● WHAT THIS TASK INVOLVES: Would you quote every entry exactly, dropping only the pictures?

------ DATA SHOWN

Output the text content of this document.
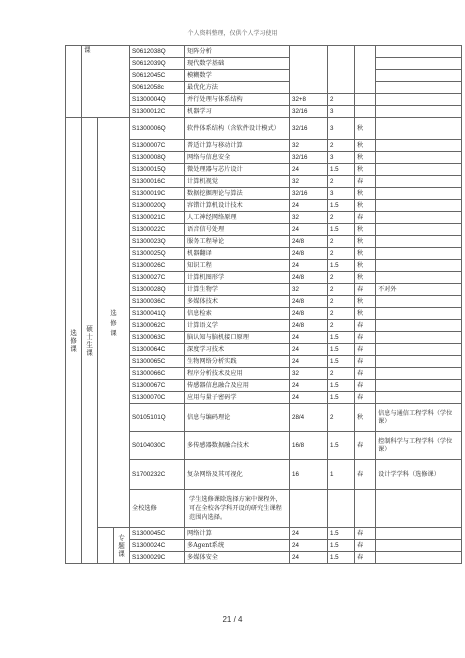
个人资料整理，仅供个人学习使用
	课			S0612038Q	矩阵分析				
				S0612039Q	现代数学基础				
				S0612045C	模糊数学				
				S0612058c	最优化方法				
				S1300004Q	并行处理与体系结构	32+8	2		
				S1300012C	机器学习	32/16	3		
选
修
课	硕
士
生
课	选
修
课		S1300006Q	软件体系结构（含软件设计模式）	32/16	3	秋	
				S1300007C	普适计算与移动计算	32	2	秋	
				S1300008Q	网络与信息安全	32/16	3	秋	
				S1300015Q	微处理器与芯片设计	24	1.5	秋	
				S1300016C	计算机视觉	32	2	春	
				S1300019C	数据挖掘理论与算法	32/16	3	秋	
				S1300020Q	容错计算机设计技术	24	1.5	秋	
				S1300021C	人工神经网络原理	32	2	春	
				S1300022C	语音信号处理	24	1.5	秋	
				S1300023Q	服务工程导论	24/8	2	秋	
				S1300025Q	机器翻译	24/8	2	秋	
				S1300026C	知识工程	24	1.5	秋	
				S1300027C	计算机图形学	24/8	2	秋	
				S1300028Q	计算生物学	32	2	春	不对外
				S1300036C	多媒体技术	24/8	2	秋	
				S1300041Q	信息检索	24/8	2	秋	
				S1300062C	计算语义学	24/8	2	春	
				S1300063C	脑认知与脑机接口原理	24	1.5	春	
				S1300064C	深度学习技术	24	1.5	春	
				S1300065C	生物网络分析实践	24	1.5	春	
				S1300066C	程序分析技术及应用	32	2	春	
				S1300067C	传感器信息融合及应用	24	1.5	春	
				S1300070C	应用与量子密码学	24	1.5	春	
				S0105101Q	信息与编码理论	28/4	2	秋	信息与通信工程学科（学位课）
				S0104030C	多传感器数据融合技术	16/8	1.5	春	控制科学与工程学科（学位课）
				S1700232C	复杂网络及其可视化	16	1	春	设计学学科（选修课）
				全校选修	学生选修课除选择方案中课程外，可在全校各学科开设的研究生课程范围内选择。				
			专
题
课	S1300045C	网络计算	24	1.5	春	
				S1300024C	多Agent系统	24	1.5	春	
				S1300029C	多媒体安全	24	1.5	春	
21 / 4
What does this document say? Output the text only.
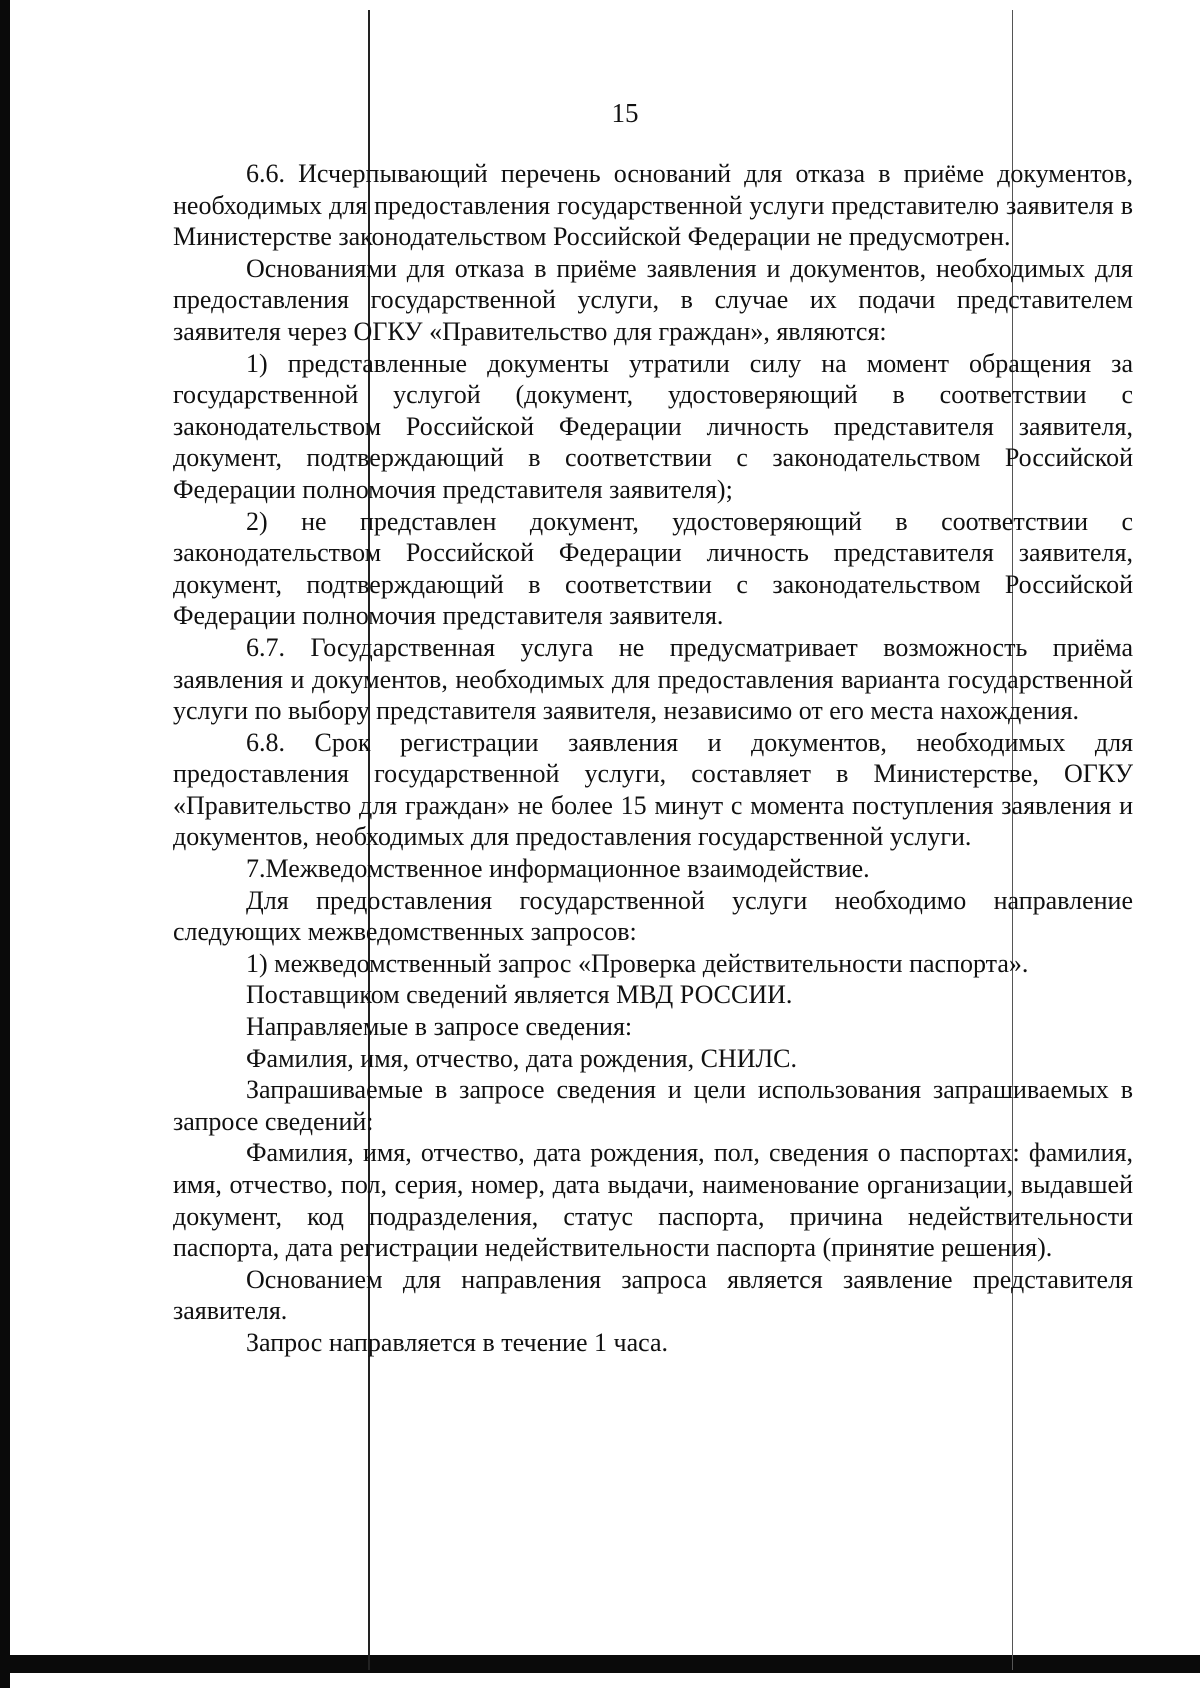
15

6.6. Исчерпывающий перечень оснований для отказа в приёме документов, необходимых для предоставления государственной услуги представителю заявителя в Министерстве законодательством Российской Федерации не предусмотрен.

Основаниями для отказа в приёме заявления и документов, необходимых для предоставления государственной услуги, в случае их подачи представителем заявителя через ОГКУ «Правительство для граждан», являются:

1) представленные документы утратили силу на момент обращения за государственной услугой (документ, удостоверяющий в соответствии с законодательством Российской Федерации личность представителя заявителя, документ, подтверждающий в соответствии с законодательством Российской Федерации полномочия представителя заявителя);

2) не представлен документ, удостоверяющий в соответствии с законодательством Российской Федерации личность представителя заявителя, документ, подтверждающий в соответствии с законодательством Российской Федерации полномочия представителя заявителя.

6.7. Государственная услуга не предусматривает возможность приёма заявления и документов, необходимых для предоставления варианта государственной услуги по выбору представителя заявителя, независимо от его места нахождения.

6.8. Срок регистрации заявления и документов, необходимых для предоставления государственной услуги, составляет в Министерстве, ОГКУ «Правительство для граждан» не более 15 минут с момента поступления заявления и документов, необходимых для предоставления государственной услуги.

7.Межведомственное информационное взаимодействие.

Для предоставления государственной услуги необходимо направление следующих межведомственных запросов:

1) межведомственный запрос «Проверка действительности паспорта».

Поставщиком сведений является МВД РОССИИ.

Направляемые в запросе сведения:

Фамилия, имя, отчество, дата рождения, СНИЛС.

Запрашиваемые в запросе сведения и цели использования запрашиваемых в запросе сведений:

Фамилия, имя, отчество, дата рождения, пол, сведения о паспортах: фамилия, имя, отчество, пол, серия, номер, дата выдачи, наименование организации, выдавшей документ, код подразделения, статус паспорта, причина недействительности паспорта, дата регистрации недействительности паспорта (принятие решения).

Основанием для направления запроса является заявление представителя заявителя.

Запрос направляется в течение 1 часа.
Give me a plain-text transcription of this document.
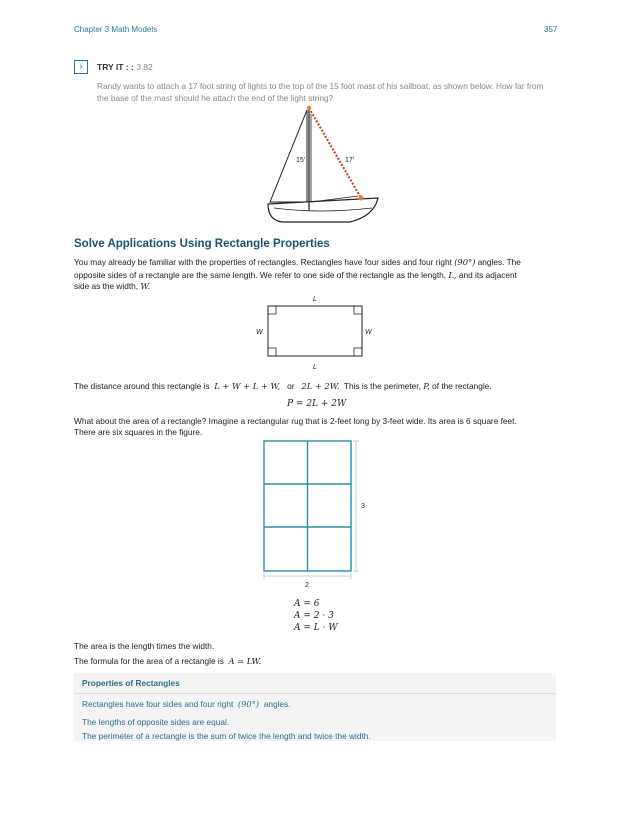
Chapter 3 Math Models	357
›	TRY IT : : 3.82
Randy wants to attach a 17 foot string of lights to the top of the 15 foot mast of his sailboat, as shown below. How far from the base of the mast should he attach the end of the light string?
15'	17'
Solve Applications Using Rectangle Properties
You may already be familiar with the properties of rectangles. Rectangles have four sides and four right (90°) angles. The
opposite sides of a rectangle are the same length. We refer to one side of the rectangle as the length, L, and its adjacent
side as the width, W.
L
L
W	W
The distance around this rectangle is L + W + L + W, or 2L + 2W. This is the perimeter, P, of the rectangle.
P = 2L + 2W
What about the area of a rectangle? Imagine a rectangular rug that is 2-feet long by 3-feet wide. Its area is 6 square feet.
There are six squares in the figure.
3
2
A = 6
A = 2 · 3
A = L · W
The area is the length times the width.
The formula for the area of a rectangle is A = LW.
Properties of Rectangles
Rectangles have four sides and four right (90°) angles.
The lengths of opposite sides are equal.
The perimeter of a rectangle is the sum of twice the length and twice the width.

------------

● EXERCISE ANSWER:
Output the text content of this document.
个人资料整理，仅供个人学习使用
	课			S0612038Q	矩阵分析				
				S0612039Q	现代数学基础				
				S0612045C	模糊数学				
				S0612058c	最优化方法				
				S1300004Q	并行处理与体系结构	32+8	2		
				S1300012C	机器学习	32/16	3		
选
修
课	硕
士
生
课	选
修
课		S1300006Q	软件体系结构（含软件设计模式）	32/16	3	秋	
				S1300007C	普适计算与移动计算	32	2	秋	
				S1300008Q	网络与信息安全	32/16	3	秋	
				S1300015Q	微处理器与芯片设计	24	1.5	秋	
				S1300016C	计算机视觉	32	2	春	
				S1300019C	数据挖掘理论与算法	32/16	3	秋	
				S1300020Q	容错计算机设计技术	24	1.5	秋	
				S1300021C	人工神经网络原理	32	2	春	
				S1300022C	语音信号处理	24	1.5	秋	
				S1300023Q	服务工程导论	24/8	2	秋	
				S1300025Q	机器翻译	24/8	2	秋	
				S1300026C	知识工程	24	1.5	秋	
				S1300027C	计算机图形学	24/8	2	秋	
				S1300028Q	计算生物学	32	2	春	不对外
				S1300036C	多媒体技术	24/8	2	秋	
				S1300041Q	信息检索	24/8	2	秋	
				S1300062C	计算语义学	24/8	2	春	
				S1300063C	脑认知与脑机接口原理	24	1.5	春	
				S1300064C	深度学习技术	24	1.5	春	
				S1300065C	生物网络分析实践	24	1.5	春	
				S1300066C	程序分析技术及应用	32	2	春	
				S1300067C	传感器信息融合及应用	24	1.5	春	
				S1300070C	应用与量子密码学	24	1.5	春	
				S0105101Q	信息与编码理论	28/4	2	秋	信息与通信工程学科（学位课）
				S0104030C	多传感器数据融合技术	16/8	1.5	春	控制科学与工程学科（学位课）
				S1700232C	复杂网络及其可视化	16	1	春	设计学学科（选修课）
				全校选修	学生选修课除选择方案中课程外，可在全校各学科开设的研究生课程范围内选择。				
			专
题
课	S1300045C	网络计算	24	1.5	春	
				S1300024C	多Agent系统	24	1.5	春	
				S1300029C	多媒体安全	24	1.5	春	
21 / 4
What does this document say? Output the text only.
15

6.6. Исчерпывающий перечень оснований для отказа в приёме документов, необходимых для предоставления государственной услуги представителю заявителя в Министерстве законодательством Российской Федерации не предусмотрен.

Основаниями для отказа в приёме заявления и документов, необходимых для предоставления государственной услуги, в случае их подачи представителем заявителя через ОГКУ «Правительство для граждан», являются:

1) представленные документы утратили силу на момент обращения за государственной услугой (документ, удостоверяющий в соответствии с законодательством Российской Федерации личность представителя заявителя, документ, подтверждающий в соответствии с законодательством Российской Федерации полномочия представителя заявителя);

2) не представлен документ, удостоверяющий в соответствии с законодательством Российской Федерации личность представителя заявителя, документ, подтверждающий в соответствии с законодательством Российской Федерации полномочия представителя заявителя.

6.7. Государственная услуга не предусматривает возможность приёма заявления и документов, необходимых для предоставления варианта государственной услуги по выбору представителя заявителя, независимо от его места нахождения.

6.8. Срок регистрации заявления и документов, необходимых для предоставления государственной услуги, составляет в Министерстве, ОГКУ «Правительство для граждан» не более 15 минут с момента поступления заявления и документов, необходимых для предоставления государственной услуги.

7.Межведомственное информационное взаимодействие.

Для предоставления государственной услуги необходимо направление следующих межведомственных запросов:

1) межведомственный запрос «Проверка действительности паспорта».

Поставщиком сведений является МВД РОССИИ.

Направляемые в запросе сведения:

Фамилия, имя, отчество, дата рождения, СНИЛС.

Запрашиваемые в запросе сведения и цели использования запрашиваемых в запросе сведений:

Фамилия, имя, отчество, дата рождения, пол, сведения о паспортах: фамилия, имя, отчество, пол, серия, номер, дата выдачи, наименование организации, выдавшей документ, код подразделения, статус паспорта, причина недействительности паспорта, дата регистрации недействительности паспорта (принятие решения).

Основанием для направления запроса является заявление представителя заявителя.

Запрос направляется в течение 1 часа.
Give me a plain-text transcription of this document.
Chapter 3 Math Models	357
›	TRY IT : : 3.82
Randy wants to attach a 17 foot string of lights to the top of the 15 foot mast of his sailboat, as shown below. How far from the base of the mast should he attach the end of the light string?
15'	17'
Solve Applications Using Rectangle Properties
You may already be familiar with the properties of rectangles. Rectangles have four sides and four right (90°) angles. The
opposite sides of a rectangle are the same length. We refer to one side of the rectangle as the length, L, and its adjacent
side as the width, W.
L
L
W	W
The distance around this rectangle is L + W + L + W, or 2L + 2W. This is the perimeter, P, of the rectangle.
P = 2L + 2W
What about the area of a rectangle? Imagine a rectangular rug that is 2-feet long by 3-feet wide. Its area is 6 square feet.
There are six squares in the figure.
3
2
A = 6
A = 2 · 3
A = L · W
The area is the length times the width.
The formula for the area of a rectangle is A = LW.
Properties of Rectangles
Rectangles have four sides and four right (90°) angles.
The lengths of opposite sides are equal.
The perimeter of a rectangle is the sum of twice the length and twice the width.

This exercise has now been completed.